EXERCISE OBJECTIVE:
Reproduce all of the data exactly, with no line skipped.

EXTRACTED INFORMATION:
Start
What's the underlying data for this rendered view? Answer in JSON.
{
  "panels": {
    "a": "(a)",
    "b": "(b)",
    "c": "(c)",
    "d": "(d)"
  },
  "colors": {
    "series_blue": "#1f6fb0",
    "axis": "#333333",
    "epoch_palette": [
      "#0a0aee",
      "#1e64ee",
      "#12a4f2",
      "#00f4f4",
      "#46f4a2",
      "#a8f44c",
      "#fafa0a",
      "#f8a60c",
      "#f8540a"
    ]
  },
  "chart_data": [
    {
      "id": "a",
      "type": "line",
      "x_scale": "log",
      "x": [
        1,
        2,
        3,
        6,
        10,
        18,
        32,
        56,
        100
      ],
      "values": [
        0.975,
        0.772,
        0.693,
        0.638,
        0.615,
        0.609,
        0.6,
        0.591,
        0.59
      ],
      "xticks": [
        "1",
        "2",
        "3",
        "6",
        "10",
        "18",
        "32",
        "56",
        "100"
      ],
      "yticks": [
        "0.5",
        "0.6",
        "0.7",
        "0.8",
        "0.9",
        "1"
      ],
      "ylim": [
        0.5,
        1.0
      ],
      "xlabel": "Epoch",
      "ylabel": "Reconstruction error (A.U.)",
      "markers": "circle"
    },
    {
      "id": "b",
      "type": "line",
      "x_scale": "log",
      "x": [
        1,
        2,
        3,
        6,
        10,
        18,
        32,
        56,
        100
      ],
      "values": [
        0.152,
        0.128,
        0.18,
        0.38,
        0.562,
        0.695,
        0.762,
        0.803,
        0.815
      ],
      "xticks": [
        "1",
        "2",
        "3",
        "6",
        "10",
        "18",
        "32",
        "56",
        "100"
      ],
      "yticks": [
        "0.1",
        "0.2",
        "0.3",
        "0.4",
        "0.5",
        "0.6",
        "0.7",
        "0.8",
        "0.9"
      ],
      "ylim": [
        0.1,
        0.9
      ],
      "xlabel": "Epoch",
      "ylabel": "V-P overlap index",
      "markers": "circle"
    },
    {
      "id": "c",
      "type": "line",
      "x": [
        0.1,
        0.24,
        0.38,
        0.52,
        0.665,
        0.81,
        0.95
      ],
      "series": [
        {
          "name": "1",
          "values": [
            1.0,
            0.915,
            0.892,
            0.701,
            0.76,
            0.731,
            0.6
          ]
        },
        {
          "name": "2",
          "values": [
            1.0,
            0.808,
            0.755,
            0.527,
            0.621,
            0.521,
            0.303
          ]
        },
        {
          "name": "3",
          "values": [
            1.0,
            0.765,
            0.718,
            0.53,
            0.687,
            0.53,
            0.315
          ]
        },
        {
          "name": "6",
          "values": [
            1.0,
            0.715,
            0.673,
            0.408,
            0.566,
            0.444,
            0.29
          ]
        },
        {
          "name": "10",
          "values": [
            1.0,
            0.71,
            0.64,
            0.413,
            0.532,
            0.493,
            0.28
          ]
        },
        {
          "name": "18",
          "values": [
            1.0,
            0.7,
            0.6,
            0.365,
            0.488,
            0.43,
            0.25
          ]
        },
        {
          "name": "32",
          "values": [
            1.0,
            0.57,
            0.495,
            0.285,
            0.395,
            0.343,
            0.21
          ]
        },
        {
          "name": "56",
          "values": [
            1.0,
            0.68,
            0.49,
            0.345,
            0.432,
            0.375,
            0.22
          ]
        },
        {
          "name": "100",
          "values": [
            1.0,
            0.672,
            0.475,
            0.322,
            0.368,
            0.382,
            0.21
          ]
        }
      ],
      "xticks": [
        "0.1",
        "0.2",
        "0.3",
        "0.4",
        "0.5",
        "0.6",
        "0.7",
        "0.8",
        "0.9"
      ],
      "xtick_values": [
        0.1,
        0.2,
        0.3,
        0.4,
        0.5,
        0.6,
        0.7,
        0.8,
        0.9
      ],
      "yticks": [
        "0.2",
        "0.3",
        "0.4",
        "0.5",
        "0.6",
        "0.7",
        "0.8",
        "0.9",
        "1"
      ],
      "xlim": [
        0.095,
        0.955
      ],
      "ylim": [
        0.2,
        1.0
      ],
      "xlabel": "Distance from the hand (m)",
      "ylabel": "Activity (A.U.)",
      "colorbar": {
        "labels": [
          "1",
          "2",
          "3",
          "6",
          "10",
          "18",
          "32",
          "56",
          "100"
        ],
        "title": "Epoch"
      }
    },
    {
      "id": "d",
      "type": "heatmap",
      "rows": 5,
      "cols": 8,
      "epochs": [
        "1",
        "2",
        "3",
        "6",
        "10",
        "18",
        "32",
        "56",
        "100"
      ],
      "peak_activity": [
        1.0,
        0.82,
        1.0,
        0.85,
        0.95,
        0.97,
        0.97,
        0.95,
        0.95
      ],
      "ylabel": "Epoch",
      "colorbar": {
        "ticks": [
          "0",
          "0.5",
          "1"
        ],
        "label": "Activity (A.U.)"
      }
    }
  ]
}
End
FULL ANSWER:
What's the underlying data for this rendered view? Answer in JSON.
{
  "panels": {
    "a": "(a)",
    "b": "(b)",
    "c": "(c)",
    "d": "(d)"
  },
  "colors": {
    "series_blue": "#1f6fb0",
    "axis": "#333333",
    "epoch_palette": [
      "#0a0aee",
      "#1e64ee",
      "#12a4f2",
      "#00f4f4",
      "#46f4a2",
      "#a8f44c",
      "#fafa0a",
      "#f8a60c",
      "#f8540a"
    ]
  },
  "chart_data": [
    {
      "id": "a",
      "type": "line",
      "x_scale": "log",
      "x": [
        1,
        2,
        3,
        6,
        10,
        18,
        32,
        56,
        100
      ],
      "values": [
        0.975,
        0.772,
        0.693,
        0.638,
        0.615,
        0.609,
        0.6,
        0.591,
        0.59
      ],
      "xticks": [
        "1",
        "2",
        "3",
        "6",
        "10",
        "18",
        "32",
        "56",
        "100"
      ],
      "yticks": [
        "0.5",
        "0.6",
        "0.7",
        "0.8",
        "0.9",
        "1"
      ],
      "ylim": [
        0.5,
        1.0
      ],
      "xlabel": "Epoch",
      "ylabel": "Reconstruction error (A.U.)",
      "markers": "circle"
    },
    {
      "id": "b",
      "type": "line",
      "x_scale": "log",
      "x": [
        1,
        2,
        3,
        6,
        10,
        18,
        32,
        56,
        100
      ],
      "values": [
        0.152,
        0.128,
        0.18,
        0.38,
        0.562,
        0.695,
        0.762,
        0.803,
        0.815
      ],
      "xticks": [
        "1",
        "2",
        "3",
        "6",
        "10",
        "18",
        "32",
        "56",
        "100"
      ],
      "yticks": [
        "0.1",
        "0.2",
        "0.3",
        "0.4",
        "0.5",
        "0.6",
        "0.7",
        "0.8",
        "0.9"
      ],
      "ylim": [
        0.1,
        0.9
      ],
      "xlabel": "Epoch",
      "ylabel": "V-P overlap index",
      "markers": "circle"
    },
    {
      "id": "c",
      "type": "line",
      "x": [
        0.1,
        0.24,
        0.38,
        0.52,
        0.665,
        0.81,
        0.95
      ],
      "series": [
        {
          "name": "1",
          "values": [
            1.0,
            0.915,
            0.892,
            0.701,
            0.76,
            0.731,
            0.6
          ]
        },
        {
          "name": "2",
          "values": [
            1.0,
            0.808,
            0.755,
            0.527,
            0.621,
            0.521,
            0.303
          ]
        },
        {
          "name": "3",
          "values": [
            1.0,
            0.765,
            0.718,
            0.53,
            0.687,
            0.53,
            0.315
          ]
        },
        {
          "name": "6",
          "values": [
            1.0,
            0.715,
            0.673,
            0.408,
            0.566,
            0.444,
            0.29
          ]
        },
        {
          "name": "10",
          "values": [
            1.0,
            0.71,
            0.64,
            0.413,
            0.532,
            0.493,
            0.28
          ]
        },
        {
          "name": "18",
          "values": [
            1.0,
            0.7,
            0.6,
            0.365,
            0.488,
            0.43,
            0.25
          ]
        },
        {
          "name": "32",
          "values": [
            1.0,
            0.57,
            0.495,
            0.285,
            0.395,
            0.343,
            0.21
          ]
        },
        {
          "name": "56",
          "values": [
            1.0,
            0.68,
            0.49,
            0.345,
            0.432,
            0.375,
            0.22
          ]
        },
        {
          "name": "100",
          "values": [
            1.0,
            0.672,
            0.475,
            0.322,
            0.368,
            0.382,
            0.21
          ]
        }
      ],
      "xticks": [
        "0.1",
        "0.2",
        "0.3",
        "0.4",
        "0.5",
        "0.6",
        "0.7",
        "0.8",
        "0.9"
      ],
      "xtick_values": [
        0.1,
        0.2,
        0.3,
        0.4,
        0.5,
        0.6,
        0.7,
        0.8,
        0.9
      ],
      "yticks": [
        "0.2",
        "0.3",
        "0.4",
        "0.5",
        "0.6",
        "0.7",
        "0.8",
        "0.9",
        "1"
      ],
      "xlim": [
        0.095,
        0.955
      ],
      "ylim": [
        0.2,
        1.0
      ],
      "xlabel": "Distance from the hand (m)",
      "ylabel": "Activity (A.U.)",
      "colorbar": {
        "labels": [
          "1",
          "2",
          "3",
          "6",
          "10",
          "18",
          "32",
          "56",
          "100"
        ],
        "title": "Epoch"
      }
    },
    {
      "id": "d",
      "type": "heatmap",
      "rows": 5,
      "cols": 8,
      "epochs": [
        "1",
        "2",
        "3",
        "6",
        "10",
        "18",
        "32",
        "56",
        "100"
      ],
      "peak_activity": [
        1.0,
        0.82,
        1.0,
        0.85,
        0.95,
        0.97,
        0.97,
        0.95,
        0.95
      ],
      "ylabel": "Epoch",
      "colorbar": {
        "ticks": [
          "0",
          "0.5",
          "1"
        ],
        "label": "Activity (A.U.)"
      }
    }
  ]
}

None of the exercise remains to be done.